• What the task requires: Print each entry as it appears. Images stay out of the copy.

——

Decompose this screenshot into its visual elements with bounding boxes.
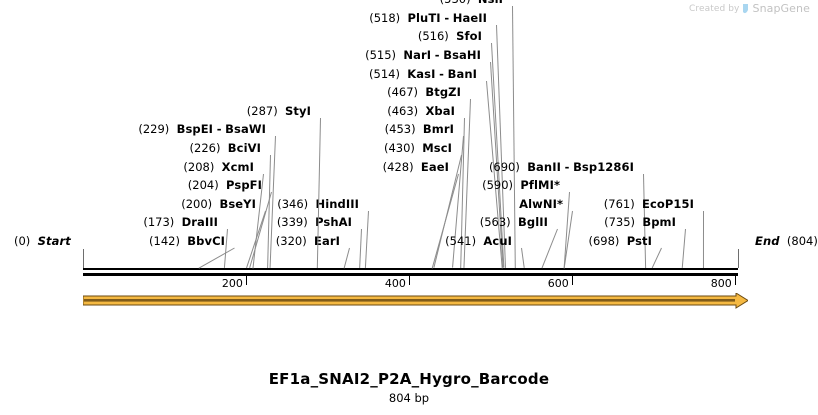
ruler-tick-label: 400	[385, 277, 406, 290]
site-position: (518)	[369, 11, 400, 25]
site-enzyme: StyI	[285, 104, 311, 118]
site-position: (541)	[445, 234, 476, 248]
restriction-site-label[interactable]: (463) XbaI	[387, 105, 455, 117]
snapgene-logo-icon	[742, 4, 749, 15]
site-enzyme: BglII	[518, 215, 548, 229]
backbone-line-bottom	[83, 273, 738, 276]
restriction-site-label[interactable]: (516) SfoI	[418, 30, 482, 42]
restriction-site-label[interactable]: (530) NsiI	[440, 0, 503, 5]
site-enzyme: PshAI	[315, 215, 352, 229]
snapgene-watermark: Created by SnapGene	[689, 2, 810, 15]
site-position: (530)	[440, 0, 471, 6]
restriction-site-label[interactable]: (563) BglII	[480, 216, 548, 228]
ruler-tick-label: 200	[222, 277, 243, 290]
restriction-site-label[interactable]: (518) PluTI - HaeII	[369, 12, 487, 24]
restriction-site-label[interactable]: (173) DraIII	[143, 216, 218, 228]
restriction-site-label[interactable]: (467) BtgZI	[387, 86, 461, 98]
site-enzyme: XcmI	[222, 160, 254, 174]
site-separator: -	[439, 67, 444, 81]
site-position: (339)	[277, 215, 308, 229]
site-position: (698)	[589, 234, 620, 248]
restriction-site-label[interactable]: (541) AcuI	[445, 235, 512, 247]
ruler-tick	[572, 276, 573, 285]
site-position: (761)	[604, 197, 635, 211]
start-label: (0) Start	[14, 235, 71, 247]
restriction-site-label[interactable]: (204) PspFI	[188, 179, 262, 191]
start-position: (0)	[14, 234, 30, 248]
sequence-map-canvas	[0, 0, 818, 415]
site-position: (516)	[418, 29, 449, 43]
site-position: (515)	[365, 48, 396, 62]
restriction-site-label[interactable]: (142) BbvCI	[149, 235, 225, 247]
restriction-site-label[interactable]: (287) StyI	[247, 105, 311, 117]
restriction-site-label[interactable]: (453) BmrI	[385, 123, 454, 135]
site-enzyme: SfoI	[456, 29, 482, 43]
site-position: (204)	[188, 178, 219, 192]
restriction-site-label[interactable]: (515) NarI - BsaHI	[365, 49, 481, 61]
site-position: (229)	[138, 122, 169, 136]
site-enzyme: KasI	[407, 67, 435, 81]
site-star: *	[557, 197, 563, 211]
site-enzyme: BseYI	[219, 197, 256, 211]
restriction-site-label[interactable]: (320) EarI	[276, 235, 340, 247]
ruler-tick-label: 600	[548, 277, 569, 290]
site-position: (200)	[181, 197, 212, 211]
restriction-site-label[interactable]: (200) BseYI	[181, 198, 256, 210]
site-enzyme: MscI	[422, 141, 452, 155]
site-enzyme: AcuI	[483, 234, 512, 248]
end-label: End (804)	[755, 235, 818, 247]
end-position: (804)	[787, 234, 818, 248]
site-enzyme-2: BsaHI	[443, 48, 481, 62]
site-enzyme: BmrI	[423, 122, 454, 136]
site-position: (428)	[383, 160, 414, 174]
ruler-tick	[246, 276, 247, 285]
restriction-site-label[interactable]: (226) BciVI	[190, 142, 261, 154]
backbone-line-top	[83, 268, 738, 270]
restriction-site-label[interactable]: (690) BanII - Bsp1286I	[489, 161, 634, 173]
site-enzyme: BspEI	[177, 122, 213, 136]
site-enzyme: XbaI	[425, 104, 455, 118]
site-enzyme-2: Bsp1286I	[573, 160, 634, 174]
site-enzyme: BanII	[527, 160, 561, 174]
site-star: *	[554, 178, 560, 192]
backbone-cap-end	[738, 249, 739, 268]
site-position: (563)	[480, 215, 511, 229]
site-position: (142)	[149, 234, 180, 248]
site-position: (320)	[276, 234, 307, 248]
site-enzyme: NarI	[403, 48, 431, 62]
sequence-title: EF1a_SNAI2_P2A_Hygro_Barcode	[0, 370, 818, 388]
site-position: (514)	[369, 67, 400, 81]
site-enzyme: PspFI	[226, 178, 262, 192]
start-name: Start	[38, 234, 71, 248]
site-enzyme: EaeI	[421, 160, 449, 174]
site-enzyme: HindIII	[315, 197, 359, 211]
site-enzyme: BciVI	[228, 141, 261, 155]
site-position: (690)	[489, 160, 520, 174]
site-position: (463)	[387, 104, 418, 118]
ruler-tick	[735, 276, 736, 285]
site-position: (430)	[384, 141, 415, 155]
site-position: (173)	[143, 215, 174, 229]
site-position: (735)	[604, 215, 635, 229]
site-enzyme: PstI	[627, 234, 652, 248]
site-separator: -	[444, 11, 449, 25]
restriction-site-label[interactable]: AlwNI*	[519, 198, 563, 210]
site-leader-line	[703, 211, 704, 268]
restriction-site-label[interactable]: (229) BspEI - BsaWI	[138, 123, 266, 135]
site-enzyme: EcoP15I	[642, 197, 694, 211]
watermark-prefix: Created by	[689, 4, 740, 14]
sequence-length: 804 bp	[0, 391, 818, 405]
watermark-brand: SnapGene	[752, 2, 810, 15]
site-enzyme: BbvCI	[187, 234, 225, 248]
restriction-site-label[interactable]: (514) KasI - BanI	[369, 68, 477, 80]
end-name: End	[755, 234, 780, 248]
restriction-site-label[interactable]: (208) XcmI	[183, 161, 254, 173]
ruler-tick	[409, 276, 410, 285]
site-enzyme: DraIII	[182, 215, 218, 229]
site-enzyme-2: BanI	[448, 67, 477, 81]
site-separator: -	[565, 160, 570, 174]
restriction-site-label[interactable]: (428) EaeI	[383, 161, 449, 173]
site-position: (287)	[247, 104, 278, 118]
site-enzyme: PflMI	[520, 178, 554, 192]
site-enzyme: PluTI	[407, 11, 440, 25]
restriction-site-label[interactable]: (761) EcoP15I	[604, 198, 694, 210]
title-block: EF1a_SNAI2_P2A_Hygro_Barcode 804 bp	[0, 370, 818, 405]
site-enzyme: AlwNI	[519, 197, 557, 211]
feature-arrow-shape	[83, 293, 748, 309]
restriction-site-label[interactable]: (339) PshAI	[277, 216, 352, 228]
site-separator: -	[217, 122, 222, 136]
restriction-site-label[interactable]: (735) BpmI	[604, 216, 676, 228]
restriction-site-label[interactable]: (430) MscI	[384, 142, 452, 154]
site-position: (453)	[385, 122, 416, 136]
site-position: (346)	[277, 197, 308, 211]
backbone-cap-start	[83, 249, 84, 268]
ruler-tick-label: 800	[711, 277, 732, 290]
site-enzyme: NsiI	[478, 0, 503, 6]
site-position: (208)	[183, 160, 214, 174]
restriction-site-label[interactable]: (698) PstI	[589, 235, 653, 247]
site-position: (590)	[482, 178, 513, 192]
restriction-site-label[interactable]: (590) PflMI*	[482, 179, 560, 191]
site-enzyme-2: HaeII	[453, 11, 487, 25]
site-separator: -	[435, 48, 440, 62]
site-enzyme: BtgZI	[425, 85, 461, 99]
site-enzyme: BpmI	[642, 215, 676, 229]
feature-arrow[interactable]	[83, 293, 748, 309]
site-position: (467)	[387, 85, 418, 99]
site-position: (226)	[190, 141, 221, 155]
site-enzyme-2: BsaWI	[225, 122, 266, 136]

——

• Completed task:
Decompose this screenshot into its visual elements with bounding boxes.
ruler-tick-label: 400	[385, 277, 406, 290]
site-position: (518)	[369, 11, 400, 25]
site-enzyme: StyI	[285, 104, 311, 118]
site-position: (541)	[445, 234, 476, 248]
restriction-site-label[interactable]: (463) XbaI	[387, 105, 455, 117]
snapgene-logo-icon	[742, 4, 749, 15]
site-enzyme: BglII	[518, 215, 548, 229]
backbone-line-bottom	[83, 273, 738, 276]
restriction-site-label[interactable]: (516) SfoI	[418, 30, 482, 42]
restriction-site-label[interactable]: (530) NsiI	[440, 0, 503, 5]
site-enzyme: PshAI	[315, 215, 352, 229]
snapgene-watermark: Created by SnapGene	[689, 2, 810, 15]
site-position: (530)	[440, 0, 471, 6]
restriction-site-label[interactable]: (563) BglII	[480, 216, 548, 228]
ruler-tick-label: 200	[222, 277, 243, 290]
restriction-site-label[interactable]: (518) PluTI - HaeII	[369, 12, 487, 24]
restriction-site-label[interactable]: (173) DraIII	[143, 216, 218, 228]
restriction-site-label[interactable]: (467) BtgZI	[387, 86, 461, 98]
site-enzyme: XcmI	[222, 160, 254, 174]
site-separator: -	[439, 67, 444, 81]
site-position: (339)	[277, 215, 308, 229]
site-position: (698)	[589, 234, 620, 248]
restriction-site-label[interactable]: (541) AcuI	[445, 235, 512, 247]
ruler-tick	[572, 276, 573, 285]
site-position: (761)	[604, 197, 635, 211]
start-label: (0) Start	[14, 235, 71, 247]
restriction-site-label[interactable]: (204) PspFI	[188, 179, 262, 191]
start-position: (0)	[14, 234, 30, 248]
sequence-map-canvas	[0, 0, 818, 415]
site-position: (516)	[418, 29, 449, 43]
site-position: (515)	[365, 48, 396, 62]
restriction-site-label[interactable]: (142) BbvCI	[149, 235, 225, 247]
restriction-site-label[interactable]: (287) StyI	[247, 105, 311, 117]
restriction-site-label[interactable]: (453) BmrI	[385, 123, 454, 135]
site-enzyme: SfoI	[456, 29, 482, 43]
site-position: (204)	[188, 178, 219, 192]
restriction-site-label[interactable]: (515) NarI - BsaHI	[365, 49, 481, 61]
site-position: (229)	[138, 122, 169, 136]
site-enzyme: KasI	[407, 67, 435, 81]
site-star: *	[557, 197, 563, 211]
site-enzyme: BseYI	[219, 197, 256, 211]
restriction-site-label[interactable]: (320) EarI	[276, 235, 340, 247]
ruler-tick-label: 600	[548, 277, 569, 290]
site-position: (200)	[181, 197, 212, 211]
restriction-site-label[interactable]: (200) BseYI	[181, 198, 256, 210]
site-enzyme: MscI	[422, 141, 452, 155]
site-enzyme: AcuI	[483, 234, 512, 248]
end-label: End (804)	[755, 235, 818, 247]
end-position: (804)	[787, 234, 818, 248]
site-enzyme-2: BsaHI	[443, 48, 481, 62]
site-enzyme: BmrI	[423, 122, 454, 136]
site-position: (428)	[383, 160, 414, 174]
ruler-tick	[246, 276, 247, 285]
restriction-site-label[interactable]: (226) BciVI	[190, 142, 261, 154]
backbone-line-top	[83, 268, 738, 270]
restriction-site-label[interactable]: (690) BanII - Bsp1286I	[489, 161, 634, 173]
site-enzyme: BspEI	[177, 122, 213, 136]
site-enzyme: XbaI	[425, 104, 455, 118]
site-enzyme-2: Bsp1286I	[573, 160, 634, 174]
site-enzyme: BanII	[527, 160, 561, 174]
site-star: *	[554, 178, 560, 192]
backbone-cap-end	[738, 249, 739, 268]
site-position: (563)	[480, 215, 511, 229]
site-position: (142)	[149, 234, 180, 248]
site-position: (320)	[276, 234, 307, 248]
site-enzyme: NarI	[403, 48, 431, 62]
sequence-title: EF1a_SNAI2_P2A_Hygro_Barcode	[0, 370, 818, 388]
site-position: (514)	[369, 67, 400, 81]
site-enzyme: PspFI	[226, 178, 262, 192]
start-name: Start	[38, 234, 71, 248]
site-enzyme: EaeI	[421, 160, 449, 174]
site-enzyme: HindIII	[315, 197, 359, 211]
site-enzyme: BciVI	[228, 141, 261, 155]
site-position: (690)	[489, 160, 520, 174]
site-position: (463)	[387, 104, 418, 118]
ruler-tick	[735, 276, 736, 285]
site-position: (430)	[384, 141, 415, 155]
site-position: (173)	[143, 215, 174, 229]
site-position: (735)	[604, 215, 635, 229]
site-enzyme: PstI	[627, 234, 652, 248]
site-separator: -	[444, 11, 449, 25]
restriction-site-label[interactable]: AlwNI*	[519, 198, 563, 210]
site-leader-line	[703, 211, 704, 268]
restriction-site-label[interactable]: (229) BspEI - BsaWI	[138, 123, 266, 135]
site-enzyme: EcoP15I	[642, 197, 694, 211]
watermark-prefix: Created by	[689, 4, 740, 14]
sequence-length: 804 bp	[0, 391, 818, 405]
watermark-brand: SnapGene	[752, 2, 810, 15]
site-enzyme: BbvCI	[187, 234, 225, 248]
restriction-site-label[interactable]: (514) KasI - BanI	[369, 68, 477, 80]
end-name: End	[755, 234, 780, 248]
restriction-site-label[interactable]: (208) XcmI	[183, 161, 254, 173]
ruler-tick	[409, 276, 410, 285]
site-enzyme: DraIII	[182, 215, 218, 229]
site-enzyme-2: BanI	[448, 67, 477, 81]
site-separator: -	[565, 160, 570, 174]
restriction-site-label[interactable]: (428) EaeI	[383, 161, 449, 173]
site-position: (287)	[247, 104, 278, 118]
site-enzyme: PflMI	[520, 178, 554, 192]
site-enzyme: PluTI	[407, 11, 440, 25]
restriction-site-label[interactable]: (761) EcoP15I	[604, 198, 694, 210]
title-block: EF1a_SNAI2_P2A_Hygro_Barcode 804 bp	[0, 370, 818, 405]
site-enzyme: AlwNI	[519, 197, 557, 211]
feature-arrow-shape	[83, 293, 748, 309]
restriction-site-label[interactable]: (339) PshAI	[277, 216, 352, 228]
site-separator: -	[217, 122, 222, 136]
restriction-site-label[interactable]: (735) BpmI	[604, 216, 676, 228]
restriction-site-label[interactable]: (430) MscI	[384, 142, 452, 154]
site-position: (453)	[385, 122, 416, 136]
site-position: (346)	[277, 197, 308, 211]
backbone-cap-start	[83, 249, 84, 268]
ruler-tick-label: 800	[711, 277, 732, 290]
site-enzyme: NsiI	[478, 0, 503, 6]
site-position: (208)	[183, 160, 214, 174]
restriction-site-label[interactable]: (698) PstI	[589, 235, 653, 247]
site-position: (590)	[482, 178, 513, 192]
restriction-site-label[interactable]: (590) PflMI*	[482, 179, 560, 191]
site-enzyme-2: HaeII	[453, 11, 487, 25]
site-separator: -	[435, 48, 440, 62]
site-enzyme: BtgZI	[425, 85, 461, 99]
site-enzyme: BpmI	[642, 215, 676, 229]
feature-arrow[interactable]	[83, 293, 748, 309]
site-position: (467)	[387, 85, 418, 99]
site-position: (226)	[190, 141, 221, 155]
site-enzyme-2: BsaWI	[225, 122, 266, 136]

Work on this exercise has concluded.